Exercise prompt:
From the listing below, extract every line containing "LWAL".
>>>>
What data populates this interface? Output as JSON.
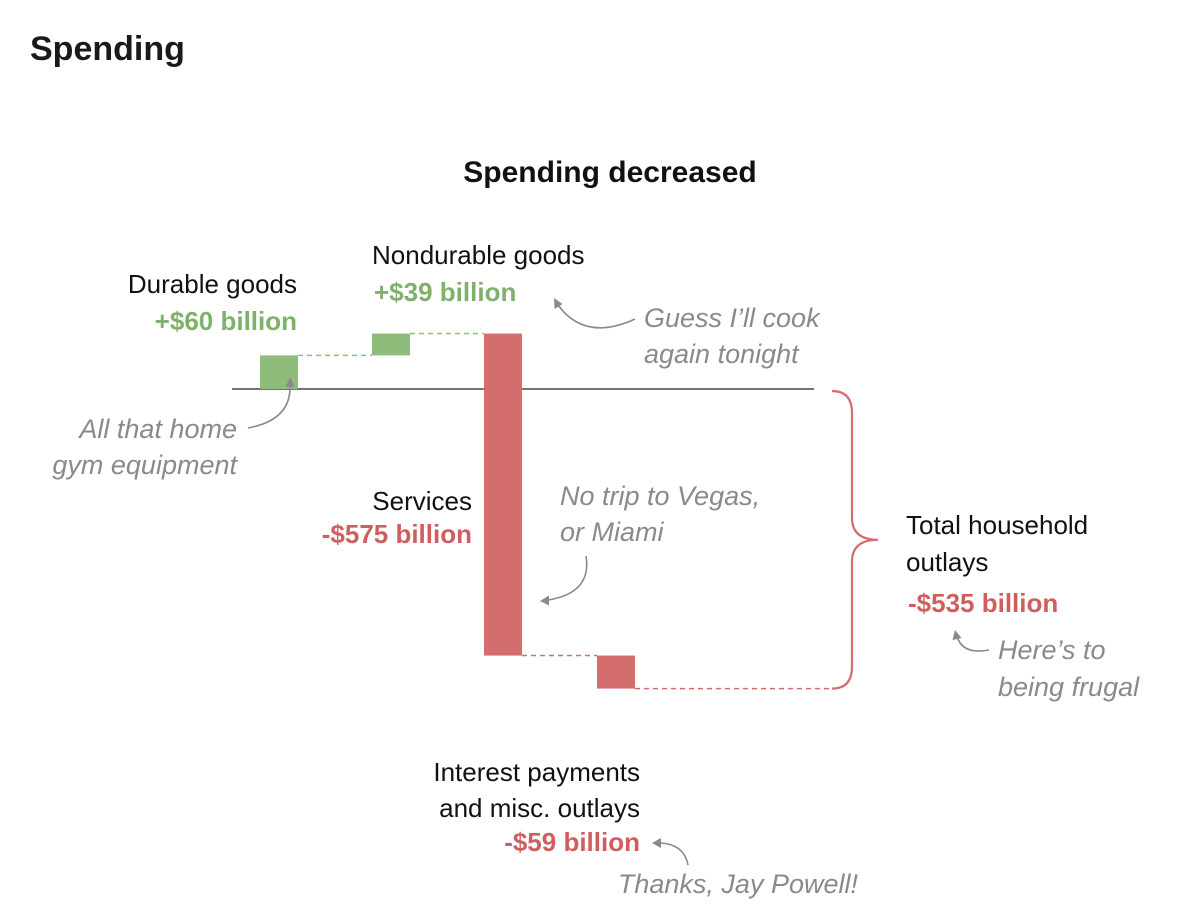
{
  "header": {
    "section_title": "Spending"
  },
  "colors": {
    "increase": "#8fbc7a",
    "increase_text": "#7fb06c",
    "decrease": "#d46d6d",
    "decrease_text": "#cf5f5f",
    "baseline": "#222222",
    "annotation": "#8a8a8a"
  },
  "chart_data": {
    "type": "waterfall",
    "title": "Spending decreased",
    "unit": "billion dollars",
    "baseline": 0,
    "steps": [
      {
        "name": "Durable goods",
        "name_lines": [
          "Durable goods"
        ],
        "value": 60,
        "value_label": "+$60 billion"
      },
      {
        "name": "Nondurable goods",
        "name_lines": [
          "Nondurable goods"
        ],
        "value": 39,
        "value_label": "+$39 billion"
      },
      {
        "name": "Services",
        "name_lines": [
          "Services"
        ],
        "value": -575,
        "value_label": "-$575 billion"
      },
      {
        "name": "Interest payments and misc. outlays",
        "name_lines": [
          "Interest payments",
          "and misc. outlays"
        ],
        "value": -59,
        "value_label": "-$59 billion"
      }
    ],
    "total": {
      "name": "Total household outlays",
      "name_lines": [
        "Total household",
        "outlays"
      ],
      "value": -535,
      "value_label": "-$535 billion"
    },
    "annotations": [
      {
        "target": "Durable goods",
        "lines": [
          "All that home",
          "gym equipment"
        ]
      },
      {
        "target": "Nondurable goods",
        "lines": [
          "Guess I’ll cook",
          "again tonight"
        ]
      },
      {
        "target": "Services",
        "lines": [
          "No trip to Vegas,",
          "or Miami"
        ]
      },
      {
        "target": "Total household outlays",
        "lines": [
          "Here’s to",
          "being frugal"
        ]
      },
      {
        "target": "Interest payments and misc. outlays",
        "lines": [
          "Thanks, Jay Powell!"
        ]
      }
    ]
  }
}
<<<<
>>>>
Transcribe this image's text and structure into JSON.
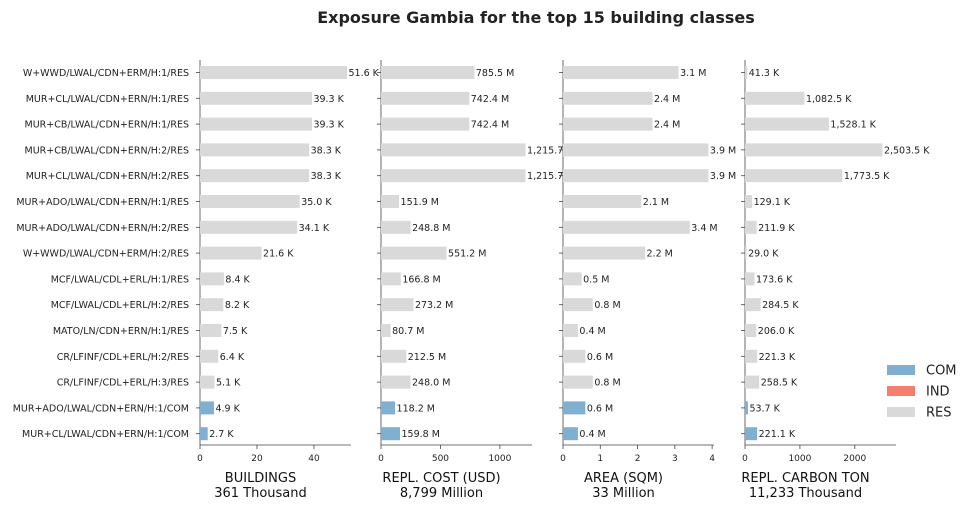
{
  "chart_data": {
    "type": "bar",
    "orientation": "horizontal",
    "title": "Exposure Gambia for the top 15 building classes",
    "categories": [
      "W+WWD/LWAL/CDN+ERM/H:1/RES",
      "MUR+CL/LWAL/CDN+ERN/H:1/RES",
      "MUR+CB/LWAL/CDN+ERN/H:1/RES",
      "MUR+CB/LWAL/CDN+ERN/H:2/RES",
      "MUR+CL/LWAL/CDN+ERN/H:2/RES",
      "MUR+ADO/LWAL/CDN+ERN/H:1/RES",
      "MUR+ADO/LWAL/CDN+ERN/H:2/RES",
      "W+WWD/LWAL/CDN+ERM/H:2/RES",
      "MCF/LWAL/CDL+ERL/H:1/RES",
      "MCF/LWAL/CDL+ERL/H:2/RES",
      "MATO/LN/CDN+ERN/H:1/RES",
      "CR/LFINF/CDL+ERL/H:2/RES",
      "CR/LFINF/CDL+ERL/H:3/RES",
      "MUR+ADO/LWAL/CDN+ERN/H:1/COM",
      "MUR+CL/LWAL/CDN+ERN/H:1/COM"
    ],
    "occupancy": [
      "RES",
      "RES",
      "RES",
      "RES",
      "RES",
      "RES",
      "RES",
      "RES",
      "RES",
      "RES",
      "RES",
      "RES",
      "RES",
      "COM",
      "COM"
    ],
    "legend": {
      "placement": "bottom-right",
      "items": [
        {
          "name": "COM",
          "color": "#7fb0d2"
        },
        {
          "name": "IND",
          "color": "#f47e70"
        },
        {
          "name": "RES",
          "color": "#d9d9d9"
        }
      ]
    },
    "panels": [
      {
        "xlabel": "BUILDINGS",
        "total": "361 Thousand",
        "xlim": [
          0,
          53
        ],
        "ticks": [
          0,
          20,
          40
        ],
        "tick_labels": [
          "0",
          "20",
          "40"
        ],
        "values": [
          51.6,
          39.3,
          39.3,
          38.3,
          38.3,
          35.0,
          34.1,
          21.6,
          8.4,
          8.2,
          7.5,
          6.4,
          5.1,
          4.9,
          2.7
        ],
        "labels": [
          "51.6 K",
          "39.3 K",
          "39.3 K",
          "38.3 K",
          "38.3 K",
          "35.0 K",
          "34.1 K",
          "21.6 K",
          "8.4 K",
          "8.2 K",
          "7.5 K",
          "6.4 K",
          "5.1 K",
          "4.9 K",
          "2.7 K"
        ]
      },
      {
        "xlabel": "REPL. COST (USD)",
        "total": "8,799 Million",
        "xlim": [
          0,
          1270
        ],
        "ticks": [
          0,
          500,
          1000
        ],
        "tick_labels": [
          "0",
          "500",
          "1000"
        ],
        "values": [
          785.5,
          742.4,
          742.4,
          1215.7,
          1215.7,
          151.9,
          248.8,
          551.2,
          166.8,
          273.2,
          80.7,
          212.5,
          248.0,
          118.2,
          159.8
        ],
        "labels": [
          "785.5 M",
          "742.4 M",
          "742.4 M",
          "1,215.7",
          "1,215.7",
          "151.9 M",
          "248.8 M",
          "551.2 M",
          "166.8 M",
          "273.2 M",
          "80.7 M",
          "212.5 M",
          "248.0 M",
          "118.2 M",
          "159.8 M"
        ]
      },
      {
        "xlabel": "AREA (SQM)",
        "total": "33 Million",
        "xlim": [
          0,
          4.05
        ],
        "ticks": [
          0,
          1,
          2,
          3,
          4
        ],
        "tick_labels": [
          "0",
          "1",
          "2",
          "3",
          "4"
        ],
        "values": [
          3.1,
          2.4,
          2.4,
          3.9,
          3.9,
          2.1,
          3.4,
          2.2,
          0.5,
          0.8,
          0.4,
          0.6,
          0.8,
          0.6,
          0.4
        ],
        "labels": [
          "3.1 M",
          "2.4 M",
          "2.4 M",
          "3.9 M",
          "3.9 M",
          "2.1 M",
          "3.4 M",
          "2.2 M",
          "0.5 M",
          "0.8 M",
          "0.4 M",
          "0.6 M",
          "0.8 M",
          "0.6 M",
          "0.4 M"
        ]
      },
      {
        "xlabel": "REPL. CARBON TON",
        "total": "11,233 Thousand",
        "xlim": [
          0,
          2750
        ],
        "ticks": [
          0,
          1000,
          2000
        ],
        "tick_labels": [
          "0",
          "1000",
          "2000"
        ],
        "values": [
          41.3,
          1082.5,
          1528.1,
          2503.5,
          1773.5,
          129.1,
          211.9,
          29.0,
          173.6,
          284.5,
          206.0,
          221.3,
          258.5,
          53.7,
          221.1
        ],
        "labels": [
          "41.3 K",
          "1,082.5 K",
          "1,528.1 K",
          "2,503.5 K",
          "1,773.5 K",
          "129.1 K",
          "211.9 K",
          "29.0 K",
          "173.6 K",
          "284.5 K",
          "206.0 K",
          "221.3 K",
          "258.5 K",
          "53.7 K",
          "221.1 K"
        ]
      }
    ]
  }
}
<<<<
>>>>
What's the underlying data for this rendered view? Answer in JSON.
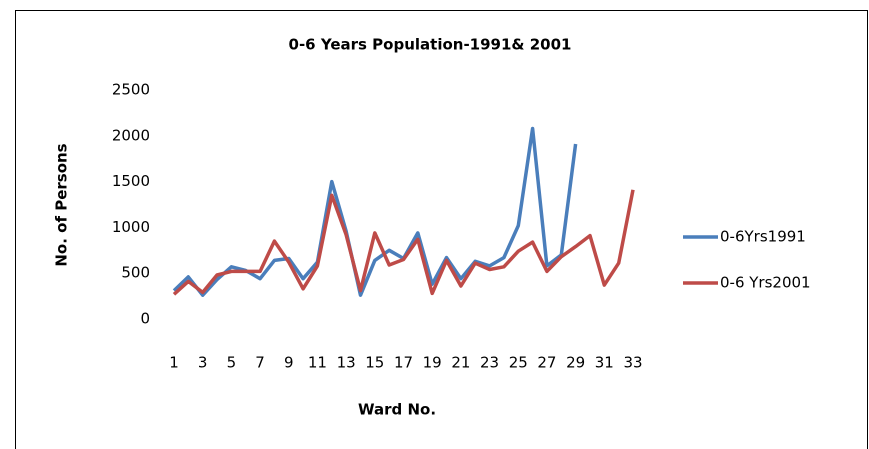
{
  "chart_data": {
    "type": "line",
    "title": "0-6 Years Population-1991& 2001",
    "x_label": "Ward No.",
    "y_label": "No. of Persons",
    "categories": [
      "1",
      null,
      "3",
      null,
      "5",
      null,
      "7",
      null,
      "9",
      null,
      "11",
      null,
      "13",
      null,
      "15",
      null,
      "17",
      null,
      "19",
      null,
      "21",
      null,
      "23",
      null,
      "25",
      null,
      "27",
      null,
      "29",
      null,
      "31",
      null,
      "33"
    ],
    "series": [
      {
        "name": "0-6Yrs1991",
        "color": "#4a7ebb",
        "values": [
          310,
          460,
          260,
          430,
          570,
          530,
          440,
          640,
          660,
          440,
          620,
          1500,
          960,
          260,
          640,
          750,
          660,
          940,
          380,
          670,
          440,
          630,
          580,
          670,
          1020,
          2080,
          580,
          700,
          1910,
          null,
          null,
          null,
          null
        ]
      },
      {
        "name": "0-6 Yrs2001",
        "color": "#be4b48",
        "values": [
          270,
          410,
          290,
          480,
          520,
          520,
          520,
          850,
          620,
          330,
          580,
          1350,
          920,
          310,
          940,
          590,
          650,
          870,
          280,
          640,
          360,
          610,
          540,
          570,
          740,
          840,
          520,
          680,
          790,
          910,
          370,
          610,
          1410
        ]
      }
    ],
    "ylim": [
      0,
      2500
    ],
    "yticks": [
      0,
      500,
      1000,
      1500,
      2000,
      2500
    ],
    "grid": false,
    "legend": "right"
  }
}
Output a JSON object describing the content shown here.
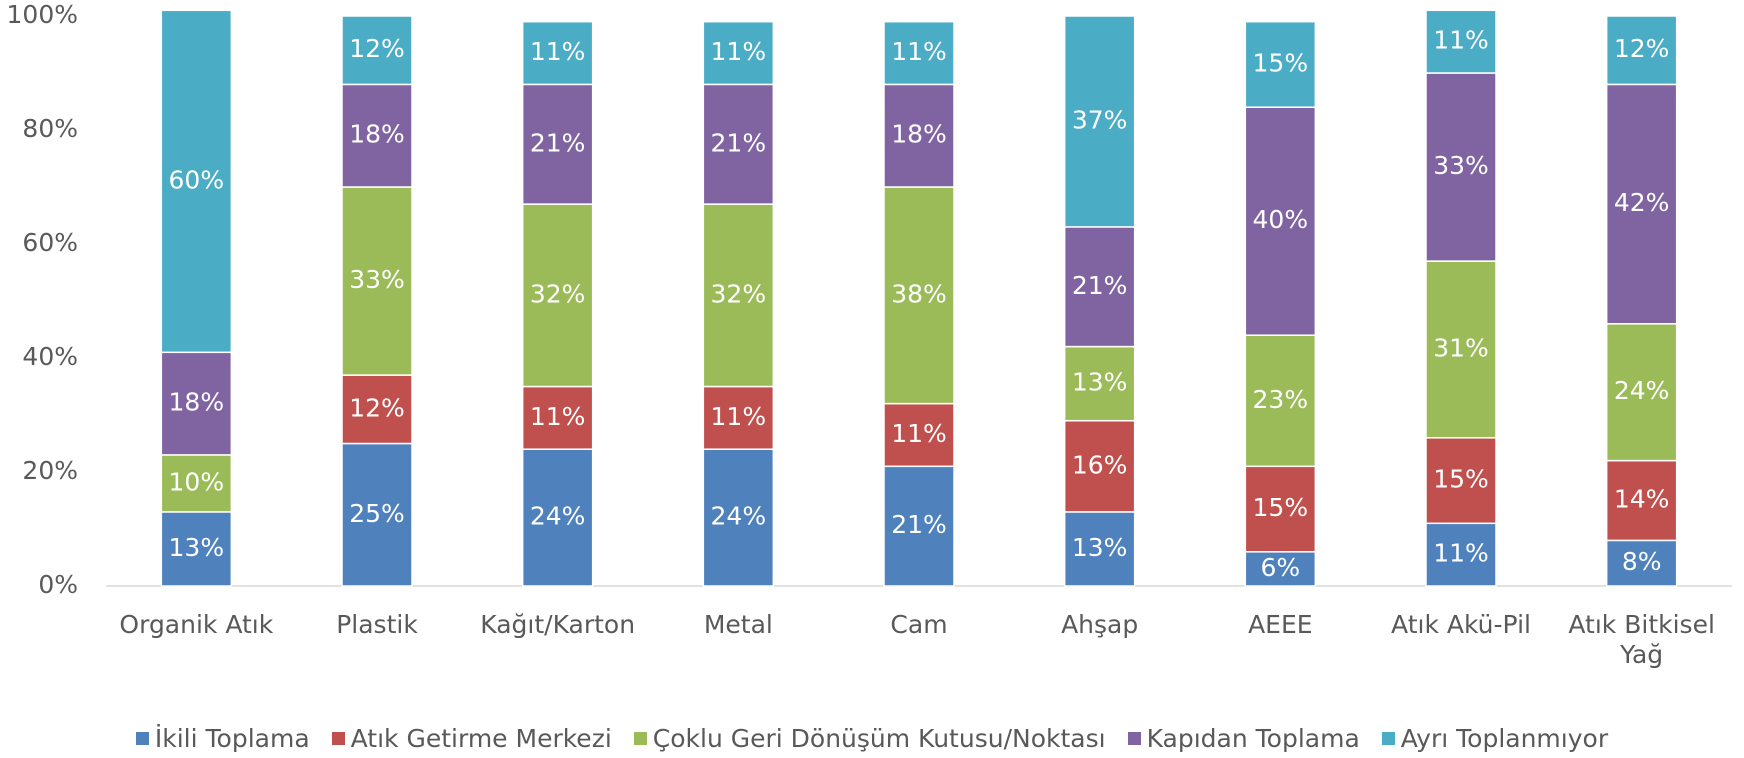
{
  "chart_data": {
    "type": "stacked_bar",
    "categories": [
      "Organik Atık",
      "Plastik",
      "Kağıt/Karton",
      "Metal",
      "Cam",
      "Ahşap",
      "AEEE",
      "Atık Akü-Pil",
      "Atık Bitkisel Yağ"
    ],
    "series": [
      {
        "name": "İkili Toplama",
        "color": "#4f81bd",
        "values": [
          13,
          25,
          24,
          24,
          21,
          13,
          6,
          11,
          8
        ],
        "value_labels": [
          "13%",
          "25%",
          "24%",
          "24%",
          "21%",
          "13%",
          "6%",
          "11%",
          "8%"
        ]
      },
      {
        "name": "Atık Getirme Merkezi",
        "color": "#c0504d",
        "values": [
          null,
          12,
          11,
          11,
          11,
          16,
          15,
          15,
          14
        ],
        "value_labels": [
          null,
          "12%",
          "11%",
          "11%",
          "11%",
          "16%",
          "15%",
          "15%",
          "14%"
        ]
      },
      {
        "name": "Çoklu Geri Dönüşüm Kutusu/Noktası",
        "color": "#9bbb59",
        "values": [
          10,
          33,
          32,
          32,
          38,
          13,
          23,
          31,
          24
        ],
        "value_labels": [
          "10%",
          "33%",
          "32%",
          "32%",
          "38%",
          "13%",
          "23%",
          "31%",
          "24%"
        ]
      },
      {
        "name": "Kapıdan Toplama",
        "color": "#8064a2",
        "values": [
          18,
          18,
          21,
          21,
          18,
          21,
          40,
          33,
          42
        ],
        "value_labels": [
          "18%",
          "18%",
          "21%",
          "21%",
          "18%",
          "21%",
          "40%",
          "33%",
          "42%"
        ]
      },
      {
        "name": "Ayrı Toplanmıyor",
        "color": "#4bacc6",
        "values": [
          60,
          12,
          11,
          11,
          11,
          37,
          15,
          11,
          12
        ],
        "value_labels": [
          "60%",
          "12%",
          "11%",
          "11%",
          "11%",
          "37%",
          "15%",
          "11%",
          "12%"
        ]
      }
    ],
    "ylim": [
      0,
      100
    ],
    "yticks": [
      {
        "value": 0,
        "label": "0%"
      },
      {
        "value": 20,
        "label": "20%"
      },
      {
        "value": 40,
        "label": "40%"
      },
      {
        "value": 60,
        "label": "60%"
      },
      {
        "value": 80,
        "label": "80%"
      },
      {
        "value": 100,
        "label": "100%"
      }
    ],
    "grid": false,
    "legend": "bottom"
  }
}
<<<<
The reply:
      "W+WWD/LWAL/CDN+ERM/H:1/RES",
      "MUR+CL/LWAL/CDN+ERN/H:1/RES",
      "MUR+CB/LWAL/CDN+ERN/H:1/RES",
      "MUR+CB/LWAL/CDN+ERN/H:2/RES",
      "MUR+CL/LWAL/CDN+ERN/H:2/RES",
      "MUR+ADO/LWAL/CDN+ERN/H:1/RES",
      "MUR+ADO/LWAL/CDN+ERN/H:2/RES",
      "W+WWD/LWAL/CDN+ERM/H:2/RES",
      "MCF/LWAL/CDL+ERL/H:1/RES",
      "MCF/LWAL/CDL+ERL/H:2/RES",
      "MUR+ADO/LWAL/CDN+ERN/H:1/COM",
      "MUR+CL/LWAL/CDN+ERN/H:1/COM"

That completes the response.